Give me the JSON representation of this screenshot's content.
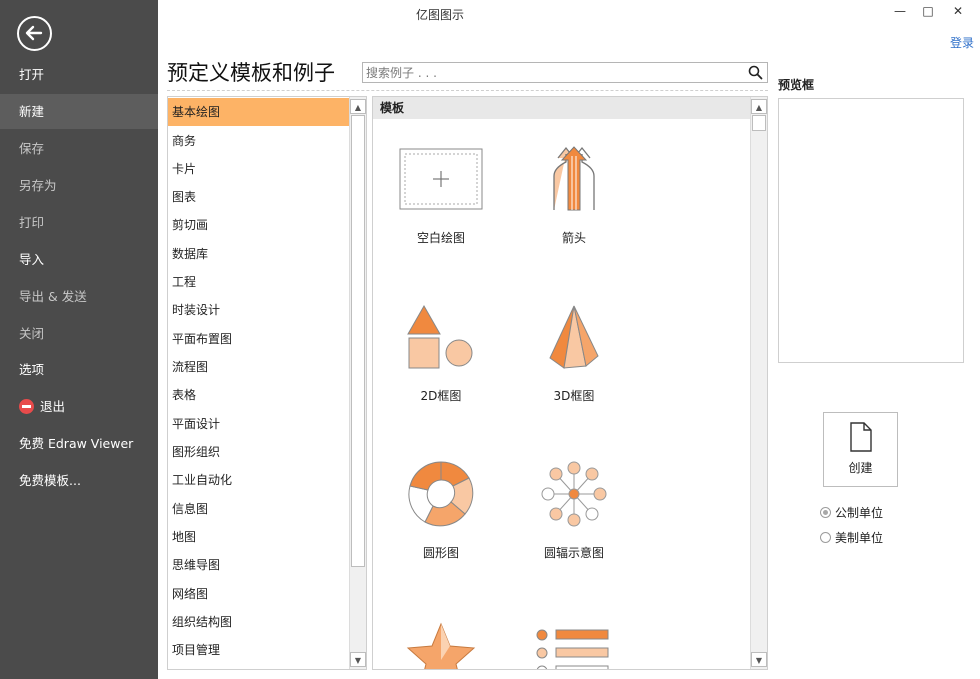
{
  "window": {
    "title": "亿图图示",
    "minimize": "—",
    "maximize": "□",
    "close": "✕",
    "login": "登录"
  },
  "nav": {
    "items": [
      {
        "label": "打开"
      },
      {
        "label": "新建"
      },
      {
        "label": "保存"
      },
      {
        "label": "另存为"
      },
      {
        "label": "打印"
      },
      {
        "label": "导入"
      },
      {
        "label": "导出 & 发送"
      },
      {
        "label": "关闭"
      },
      {
        "label": "选项"
      },
      {
        "label": "退出"
      },
      {
        "label": "免费 Edraw Viewer"
      },
      {
        "label": "免费模板..."
      }
    ],
    "active": "新建"
  },
  "main": {
    "heading": "预定义模板和例子",
    "search_placeholder": "搜索例子 . . ."
  },
  "categories": {
    "items": [
      "基本绘图",
      "商务",
      "卡片",
      "图表",
      "剪切画",
      "数据库",
      "工程",
      "时装设计",
      "平面布置图",
      "流程图",
      "表格",
      "平面设计",
      "图形组织",
      "工业自动化",
      "信息图",
      "地图",
      "思维导图",
      "网络图",
      "组织结构图",
      "项目管理"
    ],
    "selected": "基本绘图"
  },
  "templates": {
    "header": "模板",
    "tiles": [
      {
        "label": "空白绘图",
        "icon": "blank-drawing-icon"
      },
      {
        "label": "箭头",
        "icon": "arrows-icon"
      },
      {
        "label": "2D框图",
        "icon": "2d-shapes-icon"
      },
      {
        "label": "3D框图",
        "icon": "3d-pyramid-icon"
      },
      {
        "label": "圆形图",
        "icon": "circular-diagram-icon"
      },
      {
        "label": "圆辐示意图",
        "icon": "radial-diagram-icon"
      },
      {
        "label": "",
        "icon": "star-icon"
      },
      {
        "label": "",
        "icon": "list-icon"
      }
    ]
  },
  "right": {
    "preview_label": "预览框",
    "create_label": "创建",
    "units": [
      {
        "label": "公制单位",
        "checked": true
      },
      {
        "label": "美制单位",
        "checked": false
      }
    ]
  },
  "colors": {
    "accent": "#fdb366",
    "orange": "#f0893f",
    "peach": "#f9c8a3",
    "nav_bg": "#4b4b4b"
  }
}
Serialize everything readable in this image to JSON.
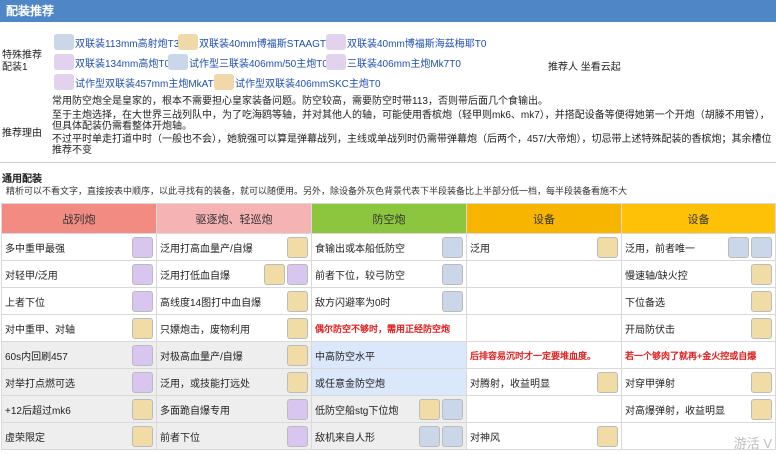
{
  "header": {
    "title": "配装推荐"
  },
  "recommendation": {
    "label": "特殊推荐配装1",
    "recommender": "推荐人 坐看云起",
    "items": [
      "双联装113mm高射炮T3",
      "双联装40mm博福斯STAAGT0",
      "双联装40mm博福斯海茲梅耶T0",
      "双联装134mm高炮T0",
      "试作型三联装406mm/50主炮T0",
      "三联装406mm主炮Mk7T0",
      "试作型双联装457mm主炮MkAT0",
      "试作型双联装406mmSKC主炮T0"
    ],
    "reason_label": "推荐理由",
    "reasons": [
      "常用防空炮全是皇家的，根本不需要担心皇家装备问题。防空较高，需要防空时带113，否则带后面几个食输出。",
      "至于主炮选择，在大世界三战列队中，为了吃海鸥等轴，并对其他人的轴，可能使用香槟炮（轻甲则mk6、mk7），并搭配设备等便得她第一个开炮（胡滕不用管），但具体配装仍需看整体开炮轴。",
      "不过平时单走打道中时（一般也不会），她貌强可以算是弹幕战列，主线或单战列时仍需带弹幕炮（后两个，457/大帝炮），切忌带上述特殊配装的香槟炮；其余槽位推荐不变"
    ]
  },
  "general": {
    "title": "通用配装",
    "note": "精析可以不看文字，直接按表中顺序，以此寻找有的装备，就可以随便用。另外，除设备外灰色背景代表下半段装备比上半部分低一档，每半段装备看施不大",
    "headers": [
      "战列炮",
      "驱逐炮、轻巡炮",
      "防空炮",
      "设备",
      "设备"
    ],
    "rows": [
      [
        "多中重甲最强",
        "泛用打高血量产/自爆",
        "食输出或本船低防空",
        "泛用",
        "泛用，前者唯一"
      ],
      [
        "对轻甲/泛用",
        "泛用打低血自爆",
        "前者下位，较弓防空",
        "",
        "慢速轴/缺火控"
      ],
      [
        "上者下位",
        "高线度14图打中血自爆",
        "敌方闪避率为0时",
        "",
        "下位备选"
      ],
      [
        "对中重甲、对轴",
        "只嫖炮击，废物利用",
        "偶尔防空不够时，需用正经防空炮",
        "",
        "开局防伏击"
      ],
      [
        "60s内回刷457",
        "对极高血量产/自爆",
        "中高防空水平",
        "后排容易沉时才一定要堆血度。",
        "若一个够肉了就再+金火控或自爆"
      ],
      [
        "对举打点燃可选",
        "泛用，或技能打远处",
        "或任意金防空炮",
        "对腾射，收益明显",
        "对穿甲弹射"
      ],
      [
        "+12后超过mk6",
        "多面跪自爆专用",
        "低防空船stg下位炮",
        "",
        "对高爆弹射，收益明显"
      ],
      [
        "虚荣限定",
        "前者下位",
        "敌机来自人形",
        "对神风",
        ""
      ]
    ]
  },
  "watermark": "游活 V",
  "colors": {
    "header_bar": "#4f86c6",
    "battleship": "#f28b82",
    "destroyer": "#f6b3b3",
    "antiair": "#8cc63f",
    "equipment": "#f7b500",
    "equipment2": "#ffc107",
    "note_red": "#e02020"
  }
}
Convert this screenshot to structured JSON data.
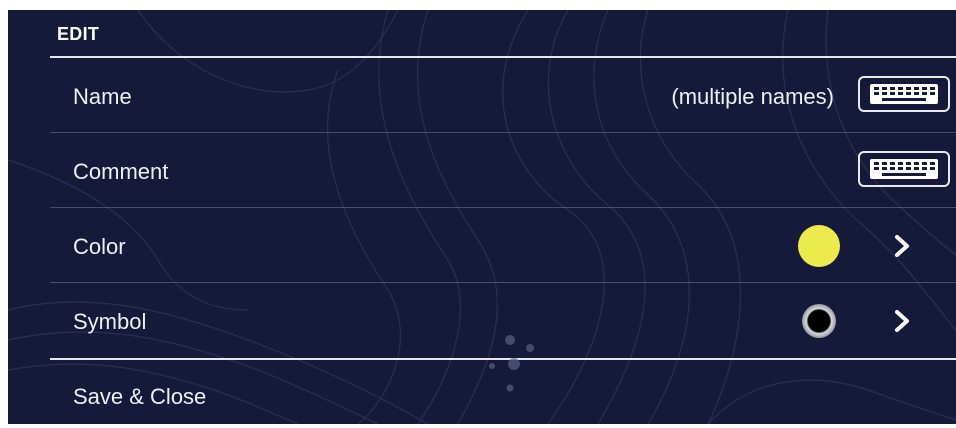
{
  "header": {
    "title": "EDIT"
  },
  "rows": [
    {
      "label": "Name",
      "value": "(multiple names)",
      "action_icon": "keyboard-icon"
    },
    {
      "label": "Comment",
      "value": "",
      "action_icon": "keyboard-icon"
    },
    {
      "label": "Color",
      "color": "#ecea4c",
      "action_icon": "chevron-right-icon"
    },
    {
      "label": "Symbol",
      "symbol": "black-circle",
      "action_icon": "chevron-right-icon"
    }
  ],
  "footer": {
    "save_label": "Save & Close"
  },
  "colors": {
    "background": "#161a3a",
    "text": "#eef0f6",
    "divider": "#e6e8ef",
    "selected_color": "#ecea4c"
  }
}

....

- [Problem to work on]: Exactly as written, return every line of the listing, but not the pictures.

- [Answer for the task]:
Give me the JSON representation of this screenshot's content.
{
  "window": {
    "title": "亿图图示",
    "minimize": "—",
    "maximize": "□",
    "close": "✕",
    "login": "登录"
  },
  "nav": {
    "items": [
      {
        "label": "打开"
      },
      {
        "label": "新建"
      },
      {
        "label": "保存"
      },
      {
        "label": "另存为"
      },
      {
        "label": "打印"
      },
      {
        "label": "导入"
      },
      {
        "label": "导出 & 发送"
      },
      {
        "label": "关闭"
      },
      {
        "label": "选项"
      },
      {
        "label": "退出"
      },
      {
        "label": "免费 Edraw Viewer"
      },
      {
        "label": "免费模板..."
      }
    ],
    "active": "新建"
  },
  "main": {
    "heading": "预定义模板和例子",
    "search_placeholder": "搜索例子 . . ."
  },
  "categories": {
    "items": [
      "基本绘图",
      "商务",
      "卡片",
      "图表",
      "剪切画",
      "数据库",
      "工程",
      "时装设计",
      "平面布置图",
      "流程图",
      "表格",
      "平面设计",
      "图形组织",
      "工业自动化",
      "信息图",
      "地图",
      "思维导图",
      "网络图",
      "组织结构图",
      "项目管理"
    ],
    "selected": "基本绘图"
  },
  "templates": {
    "header": "模板",
    "tiles": [
      {
        "label": "空白绘图",
        "icon": "blank-drawing-icon"
      },
      {
        "label": "箭头",
        "icon": "arrows-icon"
      },
      {
        "label": "2D框图",
        "icon": "2d-shapes-icon"
      },
      {
        "label": "3D框图",
        "icon": "3d-pyramid-icon"
      },
      {
        "label": "圆形图",
        "icon": "circular-diagram-icon"
      },
      {
        "label": "圆辐示意图",
        "icon": "radial-diagram-icon"
      },
      {
        "label": "",
        "icon": "star-icon"
      },
      {
        "label": "",
        "icon": "list-icon"
      }
    ]
  },
  "right": {
    "preview_label": "预览框",
    "create_label": "创建",
    "units": [
      {
        "label": "公制单位",
        "checked": true
      },
      {
        "label": "美制单位",
        "checked": false
      }
    ]
  },
  "colors": {
    "accent": "#fdb366",
    "orange": "#f0893f",
    "peach": "#f9c8a3",
    "nav_bg": "#4b4b4b"
  }
}
Serialize everything readable in this image to JSON.
{
  "header": {
    "title": "配装推荐"
  },
  "recommendation": {
    "label": "特殊推荐配装1",
    "recommender": "推荐人 坐看云起",
    "items": [
      "双联装113mm高射炮T3",
      "双联装40mm博福斯STAAGT0",
      "双联装40mm博福斯海茲梅耶T0",
      "双联装134mm高炮T0",
      "试作型三联装406mm/50主炮T0",
      "三联装406mm主炮Mk7T0",
      "试作型双联装457mm主炮MkAT0",
      "试作型双联装406mmSKC主炮T0"
    ],
    "reason_label": "推荐理由",
    "reasons": [
      "常用防空炮全是皇家的，根本不需要担心皇家装备问题。防空较高，需要防空时带113，否则带后面几个食输出。",
      "至于主炮选择，在大世界三战列队中，为了吃海鸥等轴，并对其他人的轴，可能使用香槟炮（轻甲则mk6、mk7），并搭配设备等便得她第一个开炮（胡滕不用管），但具体配装仍需看整体开炮轴。",
      "不过平时单走打道中时（一般也不会），她貌强可以算是弹幕战列，主线或单战列时仍需带弹幕炮（后两个，457/大帝炮），切忌带上述特殊配装的香槟炮；其余槽位推荐不变"
    ]
  },
  "general": {
    "title": "通用配装",
    "note": "精析可以不看文字，直接按表中顺序，以此寻找有的装备，就可以随便用。另外，除设备外灰色背景代表下半段装备比上半部分低一档，每半段装备看施不大",
    "headers": [
      "战列炮",
      "驱逐炮、轻巡炮",
      "防空炮",
      "设备",
      "设备"
    ],
    "rows": [
      [
        "多中重甲最强",
        "泛用打高血量产/自爆",
        "食输出或本船低防空",
        "泛用",
        "泛用，前者唯一"
      ],
      [
        "对轻甲/泛用",
        "泛用打低血自爆",
        "前者下位，较弓防空",
        "",
        "慢速轴/缺火控"
      ],
      [
        "上者下位",
        "高线度14图打中血自爆",
        "敌方闪避率为0时",
        "",
        "下位备选"
      ],
      [
        "对中重甲、对轴",
        "只嫖炮击，废物利用",
        "偶尔防空不够时，需用正经防空炮",
        "",
        "开局防伏击"
      ],
      [
        "60s内回刷457",
        "对极高血量产/自爆",
        "中高防空水平",
        "后排容易沉时才一定要堆血度。",
        "若一个够肉了就再+金火控或自爆"
      ],
      [
        "对举打点燃可选",
        "泛用，或技能打远处",
        "或任意金防空炮",
        "对腾射，收益明显",
        "对穿甲弹射"
      ],
      [
        "+12后超过mk6",
        "多面跪自爆专用",
        "低防空船stg下位炮",
        "",
        "对高爆弹射，收益明显"
      ],
      [
        "虚荣限定",
        "前者下位",
        "敌机来自人形",
        "对神风",
        ""
      ]
    ]
  },
  "watermark": "游活 V",
  "colors": {
    "header_bar": "#4f86c6",
    "battleship": "#f28b82",
    "destroyer": "#f6b3b3",
    "antiair": "#8cc63f",
    "equipment": "#f7b500",
    "equipment2": "#ffc107",
    "note_red": "#e02020"
  }
}
Convert this screenshot to structured JSON data.
{
  "header": {
    "title": "EDIT"
  },
  "rows": [
    {
      "label": "Name",
      "value": "(multiple names)",
      "action_icon": "keyboard-icon"
    },
    {
      "label": "Comment",
      "value": "",
      "action_icon": "keyboard-icon"
    },
    {
      "label": "Color",
      "color": "#ecea4c",
      "action_icon": "chevron-right-icon"
    },
    {
      "label": "Symbol",
      "symbol": "black-circle",
      "action_icon": "chevron-right-icon"
    }
  ],
  "footer": {
    "save_label": "Save & Close"
  },
  "colors": {
    "background": "#161a3a",
    "text": "#eef0f6",
    "divider": "#e6e8ef",
    "selected_color": "#ecea4c"
  }
}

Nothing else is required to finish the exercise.